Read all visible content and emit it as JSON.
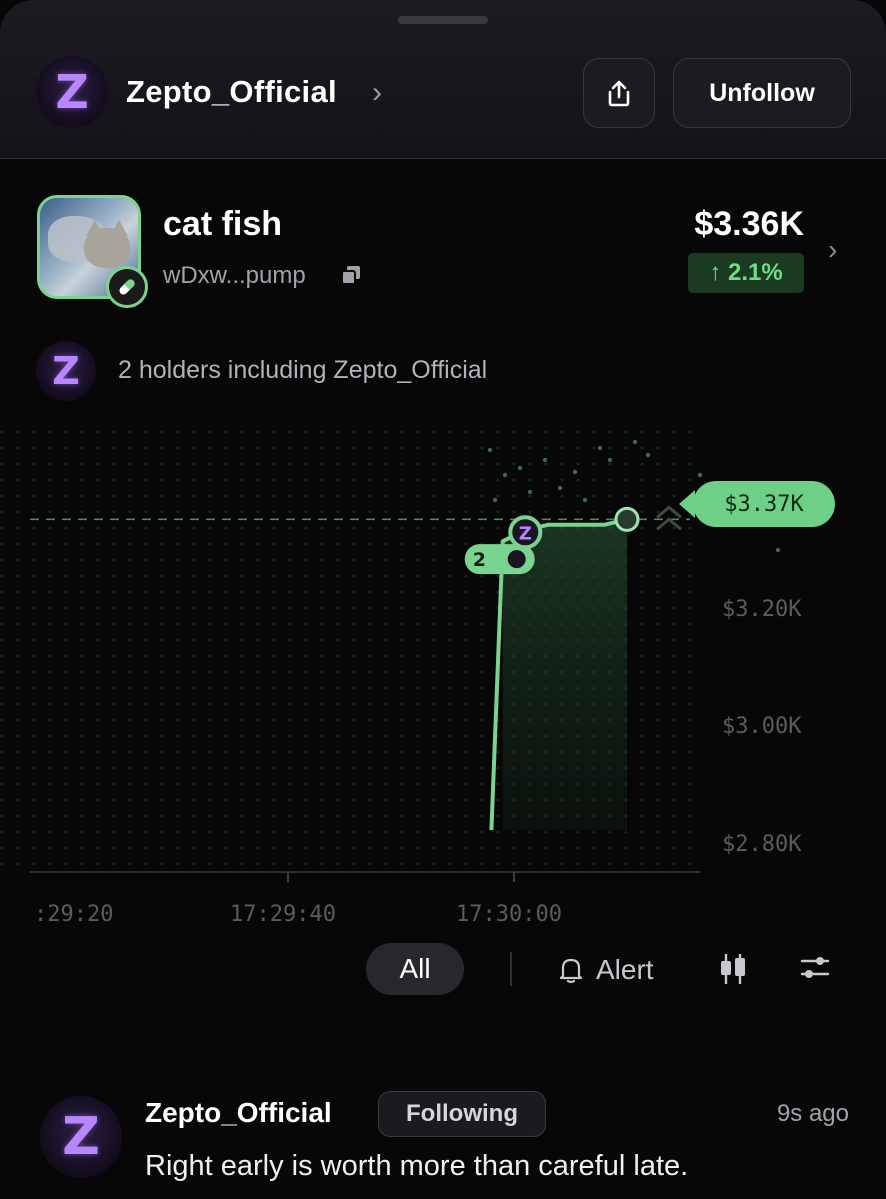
{
  "header": {
    "profile_name": "Zepto_Official",
    "unfollow_label": "Unfollow",
    "logo_letter": "Z"
  },
  "token": {
    "name": "cat fish",
    "address": "wDxw...pump",
    "price": "$3.36K",
    "change": "↑ 2.1%"
  },
  "holders": {
    "text": "2 holders including Zepto_Official"
  },
  "chart_data": {
    "type": "line",
    "series": [
      {
        "values": [
          {
            "x": "17:29:58",
            "y": 2.8
          },
          {
            "x": "17:29:59",
            "y": 3.33
          },
          {
            "x": "17:30:01",
            "y": 3.35
          },
          {
            "x": "17:30:03",
            "y": 3.36
          },
          {
            "x": "17:30:08",
            "y": 3.36
          },
          {
            "x": "17:30:10",
            "y": 3.37
          }
        ]
      }
    ],
    "y_unit": "K USD",
    "yticks": [
      "$3.20K",
      "$3.00K",
      "$2.80K"
    ],
    "xticks": [
      ":29:20",
      "17:29:40",
      "17:30:00"
    ],
    "ylim": [
      2.75,
      3.45
    ],
    "current_label": "$3.37K",
    "markers": [
      {
        "label": "2",
        "x": "17:29:59"
      },
      {
        "label": "Z",
        "x": "17:30:01"
      }
    ],
    "line_color": "#7ad48f",
    "grid": "dotted"
  },
  "controls": {
    "all_label": "All",
    "alert_label": "Alert"
  },
  "post": {
    "author": "Zepto_Official",
    "badge": "Following",
    "time": "9s ago",
    "text": "Right early is worth more than careful late."
  },
  "colors": {
    "accent_green": "#7ad48f",
    "logo_purple": "#b887ff",
    "background": "#070707"
  }
}
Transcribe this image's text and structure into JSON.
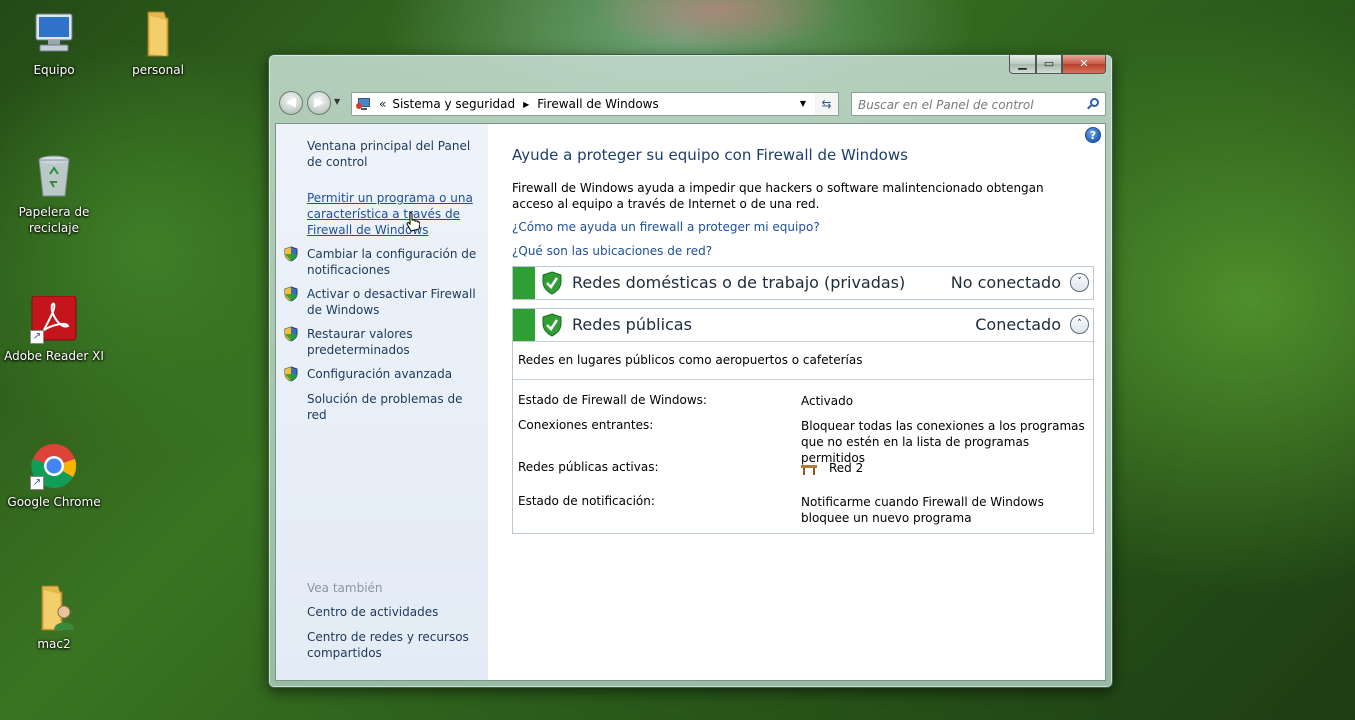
{
  "desktop": {
    "icons": [
      {
        "label": "Equipo",
        "icon": "computer-icon"
      },
      {
        "label": "personal",
        "icon": "folder-icon"
      },
      {
        "label": "Papelera de reciclaje",
        "icon": "recycle-bin-icon"
      },
      {
        "label": "Adobe Reader XI",
        "icon": "adobe-reader-icon"
      },
      {
        "label": "Google Chrome",
        "icon": "chrome-icon"
      },
      {
        "label": "mac2",
        "icon": "user-folder-icon"
      }
    ]
  },
  "window": {
    "caption": {
      "minimize": "▁",
      "maximize": "▭",
      "close": "✕"
    },
    "address": {
      "prefix": "«",
      "crumbs": [
        "Sistema y seguridad",
        "Firewall de Windows"
      ]
    },
    "search": {
      "placeholder": "Buscar en el Panel de control"
    },
    "sidebar": {
      "home": "Ventana principal del Panel de control",
      "items": [
        {
          "label": "Permitir un programa o una característica a través de Firewall de Windows",
          "shield": false
        },
        {
          "label": "Cambiar la configuración de notificaciones",
          "shield": true
        },
        {
          "label": "Activar o desactivar Firewall de Windows",
          "shield": true
        },
        {
          "label": "Restaurar valores predeterminados",
          "shield": true
        },
        {
          "label": "Configuración avanzada",
          "shield": true
        },
        {
          "label": "Solución de problemas de red",
          "shield": false
        }
      ],
      "see_also_heading": "Vea también",
      "see_also": [
        "Centro de actividades",
        "Centro de redes y recursos compartidos"
      ]
    },
    "main": {
      "title": "Ayude a proteger su equipo con Firewall de Windows",
      "description": "Firewall de Windows ayuda a impedir que hackers o software malintencionado obtengan acceso al equipo a través de Internet o de una red.",
      "links": [
        "¿Cómo me ayuda un firewall a proteger mi equipo?",
        "¿Qué son las ubicaciones de red?"
      ],
      "private_network": {
        "name": "Redes domésticas o de trabajo (privadas)",
        "status": "No conectado",
        "toggle": "˅"
      },
      "public_network": {
        "name": "Redes públicas",
        "status": "Conectado",
        "toggle": "˄",
        "subtitle": "Redes en lugares públicos como aeropuertos o cafeterías",
        "details": [
          {
            "label": "Estado de Firewall de Windows:",
            "value": "Activado"
          },
          {
            "label": "Conexiones entrantes:",
            "value": "Bloquear todas las conexiones a los programas que no estén en la lista de programas permitidos"
          },
          {
            "label": "Redes públicas activas:",
            "value": "Red  2"
          },
          {
            "label": "Estado de notificación:",
            "value": "Notificarme cuando Firewall de Windows bloquee un nuevo programa"
          }
        ]
      }
    },
    "colors": {
      "status_green": "#2f9e33",
      "link": "#1f4f9a",
      "title": "#1e3f6b"
    }
  }
}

__Problem details__: Copy every line of the data exactly as written, excluding the pictures.

__Solution__:
Read all visible content and emit it as JSON.
{
  "header": {
    "profile_name": "Zepto_Official",
    "unfollow_label": "Unfollow",
    "logo_letter": "Z"
  },
  "token": {
    "name": "cat fish",
    "address": "wDxw...pump",
    "price": "$3.36K",
    "change": "↑ 2.1%"
  },
  "holders": {
    "text": "2 holders including Zepto_Official"
  },
  "chart_data": {
    "type": "line",
    "series": [
      {
        "values": [
          {
            "x": "17:29:58",
            "y": 2.8
          },
          {
            "x": "17:29:59",
            "y": 3.33
          },
          {
            "x": "17:30:01",
            "y": 3.35
          },
          {
            "x": "17:30:03",
            "y": 3.36
          },
          {
            "x": "17:30:08",
            "y": 3.36
          },
          {
            "x": "17:30:10",
            "y": 3.37
          }
        ]
      }
    ],
    "y_unit": "K USD",
    "yticks": [
      "$3.20K",
      "$3.00K",
      "$2.80K"
    ],
    "xticks": [
      ":29:20",
      "17:29:40",
      "17:30:00"
    ],
    "ylim": [
      2.75,
      3.45
    ],
    "current_label": "$3.37K",
    "markers": [
      {
        "label": "2",
        "x": "17:29:59"
      },
      {
        "label": "Z",
        "x": "17:30:01"
      }
    ],
    "line_color": "#7ad48f",
    "grid": "dotted"
  },
  "controls": {
    "all_label": "All",
    "alert_label": "Alert"
  },
  "post": {
    "author": "Zepto_Official",
    "badge": "Following",
    "time": "9s ago",
    "text": "Right early is worth more than careful late."
  },
  "colors": {
    "accent_green": "#7ad48f",
    "logo_purple": "#b887ff",
    "background": "#070707"
  }
}
Transcribe this image's text and structure into JSON.
{
  "desktop": {
    "icons": [
      {
        "label": "Equipo",
        "icon": "computer-icon"
      },
      {
        "label": "personal",
        "icon": "folder-icon"
      },
      {
        "label": "Papelera de reciclaje",
        "icon": "recycle-bin-icon"
      },
      {
        "label": "Adobe Reader XI",
        "icon": "adobe-reader-icon"
      },
      {
        "label": "Google Chrome",
        "icon": "chrome-icon"
      },
      {
        "label": "mac2",
        "icon": "user-folder-icon"
      }
    ]
  },
  "window": {
    "caption": {
      "minimize": "▁",
      "maximize": "▭",
      "close": "✕"
    },
    "address": {
      "prefix": "«",
      "crumbs": [
        "Sistema y seguridad",
        "Firewall de Windows"
      ]
    },
    "search": {
      "placeholder": "Buscar en el Panel de control"
    },
    "sidebar": {
      "home": "Ventana principal del Panel de control",
      "items": [
        {
          "label": "Permitir un programa o una característica a través de Firewall de Windows",
          "shield": false
        },
        {
          "label": "Cambiar la configuración de notificaciones",
          "shield": true
        },
        {
          "label": "Activar o desactivar Firewall de Windows",
          "shield": true
        },
        {
          "label": "Restaurar valores predeterminados",
          "shield": true
        },
        {
          "label": "Configuración avanzada",
          "shield": true
        },
        {
          "label": "Solución de problemas de red",
          "shield": false
        }
      ],
      "see_also_heading": "Vea también",
      "see_also": [
        "Centro de actividades",
        "Centro de redes y recursos compartidos"
      ]
    },
    "main": {
      "title": "Ayude a proteger su equipo con Firewall de Windows",
      "description": "Firewall de Windows ayuda a impedir que hackers o software malintencionado obtengan acceso al equipo a través de Internet o de una red.",
      "links": [
        "¿Cómo me ayuda un firewall a proteger mi equipo?",
        "¿Qué son las ubicaciones de red?"
      ],
      "private_network": {
        "name": "Redes domésticas o de trabajo (privadas)",
        "status": "No conectado",
        "toggle": "˅"
      },
      "public_network": {
        "name": "Redes públicas",
        "status": "Conectado",
        "toggle": "˄",
        "subtitle": "Redes en lugares públicos como aeropuertos o cafeterías",
        "details": [
          {
            "label": "Estado de Firewall de Windows:",
            "value": "Activado"
          },
          {
            "label": "Conexiones entrantes:",
            "value": "Bloquear todas las conexiones a los programas que no estén en la lista de programas permitidos"
          },
          {
            "label": "Redes públicas activas:",
            "value": "Red  2"
          },
          {
            "label": "Estado de notificación:",
            "value": "Notificarme cuando Firewall de Windows bloquee un nuevo programa"
          }
        ]
      }
    },
    "colors": {
      "status_green": "#2f9e33",
      "link": "#1f4f9a",
      "title": "#1e3f6b"
    }
  }
}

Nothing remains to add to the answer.